Aim: Transcribe each record below word for word.

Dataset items
========================================

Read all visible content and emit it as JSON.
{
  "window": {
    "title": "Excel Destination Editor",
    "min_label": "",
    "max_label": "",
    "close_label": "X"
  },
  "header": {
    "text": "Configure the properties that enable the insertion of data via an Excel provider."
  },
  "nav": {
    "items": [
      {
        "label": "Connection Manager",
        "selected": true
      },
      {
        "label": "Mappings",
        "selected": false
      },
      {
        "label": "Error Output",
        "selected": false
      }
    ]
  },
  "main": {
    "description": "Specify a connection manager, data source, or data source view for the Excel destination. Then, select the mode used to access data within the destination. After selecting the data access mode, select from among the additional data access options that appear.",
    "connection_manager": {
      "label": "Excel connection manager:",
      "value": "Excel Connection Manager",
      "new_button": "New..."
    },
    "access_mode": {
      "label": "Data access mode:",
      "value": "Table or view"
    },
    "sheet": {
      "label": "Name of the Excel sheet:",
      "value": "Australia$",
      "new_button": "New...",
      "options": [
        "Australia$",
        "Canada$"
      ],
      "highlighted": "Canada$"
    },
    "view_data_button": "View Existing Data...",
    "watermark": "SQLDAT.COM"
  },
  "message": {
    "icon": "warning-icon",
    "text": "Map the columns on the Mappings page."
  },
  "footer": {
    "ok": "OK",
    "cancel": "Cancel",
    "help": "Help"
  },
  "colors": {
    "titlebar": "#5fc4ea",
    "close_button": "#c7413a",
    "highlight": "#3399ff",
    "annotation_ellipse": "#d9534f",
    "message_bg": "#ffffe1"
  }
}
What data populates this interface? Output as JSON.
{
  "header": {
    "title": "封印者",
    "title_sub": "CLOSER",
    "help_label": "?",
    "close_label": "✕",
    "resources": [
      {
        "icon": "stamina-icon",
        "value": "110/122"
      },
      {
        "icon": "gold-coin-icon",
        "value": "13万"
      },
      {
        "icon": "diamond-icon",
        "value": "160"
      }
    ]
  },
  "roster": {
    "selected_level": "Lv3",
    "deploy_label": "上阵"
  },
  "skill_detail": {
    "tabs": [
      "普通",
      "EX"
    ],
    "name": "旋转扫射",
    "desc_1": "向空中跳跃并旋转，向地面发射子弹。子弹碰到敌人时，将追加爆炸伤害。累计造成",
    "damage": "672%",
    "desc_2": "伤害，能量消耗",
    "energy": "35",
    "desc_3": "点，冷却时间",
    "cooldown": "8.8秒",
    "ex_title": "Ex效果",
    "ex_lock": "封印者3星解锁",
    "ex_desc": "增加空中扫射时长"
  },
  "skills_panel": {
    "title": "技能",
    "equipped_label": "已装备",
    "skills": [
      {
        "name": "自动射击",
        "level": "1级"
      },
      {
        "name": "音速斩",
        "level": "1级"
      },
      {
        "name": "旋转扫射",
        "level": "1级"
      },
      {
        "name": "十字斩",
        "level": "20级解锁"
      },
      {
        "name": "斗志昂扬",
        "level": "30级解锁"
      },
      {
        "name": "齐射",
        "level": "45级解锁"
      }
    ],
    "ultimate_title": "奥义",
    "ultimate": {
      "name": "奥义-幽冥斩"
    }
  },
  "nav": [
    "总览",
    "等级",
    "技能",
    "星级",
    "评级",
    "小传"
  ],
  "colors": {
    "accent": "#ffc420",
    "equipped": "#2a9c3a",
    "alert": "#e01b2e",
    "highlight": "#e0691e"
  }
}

========================================

Reply to the exercise:
Read all visible content and emit it as JSON.
{
  "window": {
    "title": "Excel Destination Editor",
    "min_label": "",
    "max_label": "",
    "close_label": "X"
  },
  "header": {
    "text": "Configure the properties that enable the insertion of data via an Excel provider."
  },
  "nav": {
    "items": [
      {
        "label": "Connection Manager",
        "selected": true
      },
      {
        "label": "Mappings",
        "selected": false
      },
      {
        "label": "Error Output",
        "selected": false
      }
    ]
  },
  "main": {
    "description": "Specify a connection manager, data source, or data source view for the Excel destination. Then, select the mode used to access data within the destination. After selecting the data access mode, select from among the additional data access options that appear.",
    "connection_manager": {
      "label": "Excel connection manager:",
      "value": "Excel Connection Manager",
      "new_button": "New..."
    },
    "access_mode": {
      "label": "Data access mode:",
      "value": "Table or view"
    },
    "sheet": {
      "label": "Name of the Excel sheet:",
      "value": "Australia$",
      "new_button": "New...",
      "options": [
        "Australia$",
        "Canada$"
      ],
      "highlighted": "Canada$"
    },
    "view_data_button": "View Existing Data...",
    "watermark": "SQLDAT.COM"
  },
  "message": {
    "icon": "warning-icon",
    "text": "Map the columns on the Mappings page."
  },
  "footer": {
    "ok": "OK",
    "cancel": "Cancel",
    "help": "Help"
  },
  "colors": {
    "titlebar": "#5fc4ea",
    "close_button": "#c7413a",
    "highlight": "#3399ff",
    "annotation_ellipse": "#d9534f",
    "message_bg": "#ffffe1"
  }
}
What data populates this interface? Output as JSON.
{
  "header": {
    "title": "封印者",
    "title_sub": "CLOSER",
    "help_label": "?",
    "close_label": "✕",
    "resources": [
      {
        "icon": "stamina-icon",
        "value": "110/122"
      },
      {
        "icon": "gold-coin-icon",
        "value": "13万"
      },
      {
        "icon": "diamond-icon",
        "value": "160"
      }
    ]
  },
  "roster": {
    "selected_level": "Lv3",
    "deploy_label": "上阵"
  },
  "skill_detail": {
    "tabs": [
      "普通",
      "EX"
    ],
    "name": "旋转扫射",
    "desc_1": "向空中跳跃并旋转，向地面发射子弹。子弹碰到敌人时，将追加爆炸伤害。累计造成",
    "damage": "672%",
    "desc_2": "伤害，能量消耗",
    "energy": "35",
    "desc_3": "点，冷却时间",
    "cooldown": "8.8秒",
    "ex_title": "Ex效果",
    "ex_lock": "封印者3星解锁",
    "ex_desc": "增加空中扫射时长"
  },
  "skills_panel": {
    "title": "技能",
    "equipped_label": "已装备",
    "skills": [
      {
        "name": "自动射击",
        "level": "1级"
      },
      {
        "name": "音速斩",
        "level": "1级"
      },
      {
        "name": "旋转扫射",
        "level": "1级"
      },
      {
        "name": "十字斩",
        "level": "20级解锁"
      },
      {
        "name": "斗志昂扬",
        "level": "30级解锁"
      },
      {
        "name": "齐射",
        "level": "45级解锁"
      }
    ],
    "ultimate_title": "奥义",
    "ultimate": {
      "name": "奥义-幽冥斩"
    }
  },
  "nav": [
    "总览",
    "等级",
    "技能",
    "星级",
    "评级",
    "小传"
  ],
  "colors": {
    "accent": "#ffc420",
    "equipped": "#2a9c3a",
    "alert": "#e01b2e",
    "highlight": "#e0691e"
  }
}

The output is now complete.